## EXERCISE DIRECTIONS
Scan the material that follows. Copy every line containing the word "opinión".

++++ PROVIDED DATA

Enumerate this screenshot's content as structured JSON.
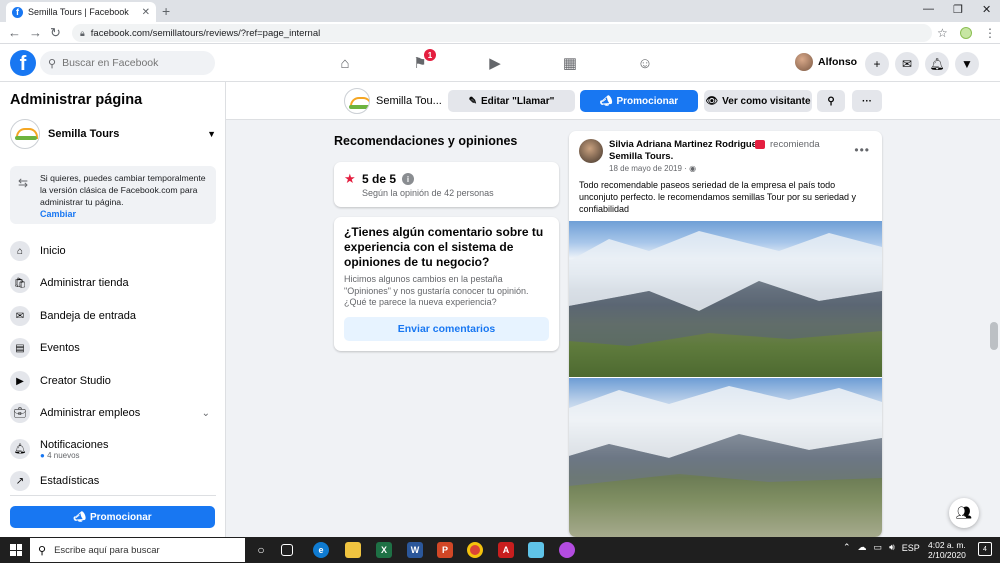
{
  "browser": {
    "tab_title": "Semilla Tours | Facebook",
    "new_tab": "+",
    "url": "facebook.com/semillatours/reviews/?ref=page_internal"
  },
  "fbnav": {
    "search_placeholder": "Buscar en Facebook",
    "notification_count": "1",
    "user_name": "Alfonso"
  },
  "sidebar": {
    "title": "Administrar página",
    "page_name": "Semilla Tours",
    "classic_text": "Si quieres, puedes cambiar temporalmente la versión clásica de Facebook.com para administrar tu página.",
    "classic_link": "Cambiar",
    "items": [
      {
        "label": "Inicio",
        "icon": "home-icon"
      },
      {
        "label": "Administrar tienda",
        "icon": "shop-icon"
      },
      {
        "label": "Bandeja de entrada",
        "icon": "inbox-icon"
      },
      {
        "label": "Eventos",
        "icon": "calendar-icon"
      },
      {
        "label": "Creator Studio",
        "icon": "creator-studio-icon"
      },
      {
        "label": "Administrar empleos",
        "icon": "briefcase-icon"
      },
      {
        "label": "Notificaciones",
        "sub": "4 nuevos",
        "icon": "bell-icon"
      },
      {
        "label": "Estadísticas",
        "icon": "stats-icon"
      }
    ],
    "promote_label": "Promocionar"
  },
  "page_header": {
    "page_name": "Semilla Tou...",
    "edit_label": "Editar \"Llamar\"",
    "promote_label": "Promocionar",
    "view_as_label": "Ver como visitante"
  },
  "reviews": {
    "section_title": "Recomendaciones y opiniones",
    "rating_value": "5 de 5",
    "rating_basis": "Según la opinión de 42 personas",
    "feedback_question": "¿Tienes algún comentario sobre tu experiencia con el sistema de opiniones de tu negocio?",
    "feedback_text": "Hicimos algunos cambios en la pestaña \"Opiniones\" y nos gustaría conocer tu opinión. ¿Qué te parece la nueva experiencia?",
    "feedback_button": "Enviar comentarios"
  },
  "post": {
    "author": "Silvia Adriana Martinez Rodriguez",
    "action": "recomienda",
    "page": "Semilla Tours.",
    "date": "18 de mayo de 2019 · ",
    "body": "Todo recomendable paseos seriedad de la empresa el país todo unconjuto perfecto. le recomendamos semillas Tour por su seriedad y confiabilidad"
  },
  "taskbar": {
    "search_placeholder": "Escribe aquí para buscar",
    "language": "ESP",
    "time": "4:02 a. m.",
    "date": "2/10/2020",
    "notification_count": "4"
  },
  "colors": {
    "fb_blue": "#1877f2",
    "badge_red": "#e41e3f",
    "light_blue": "#e7f3ff"
  }
}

++++++++

## IN RESPONSE
    "rating_basis": "Según la opinión de 42 personas",
    "feedback_text": "Hicimos algunos cambios en la pestaña \"Opiniones\" y nos gustaría conocer tu opinión. ¿Qué te parece la nueva experiencia?",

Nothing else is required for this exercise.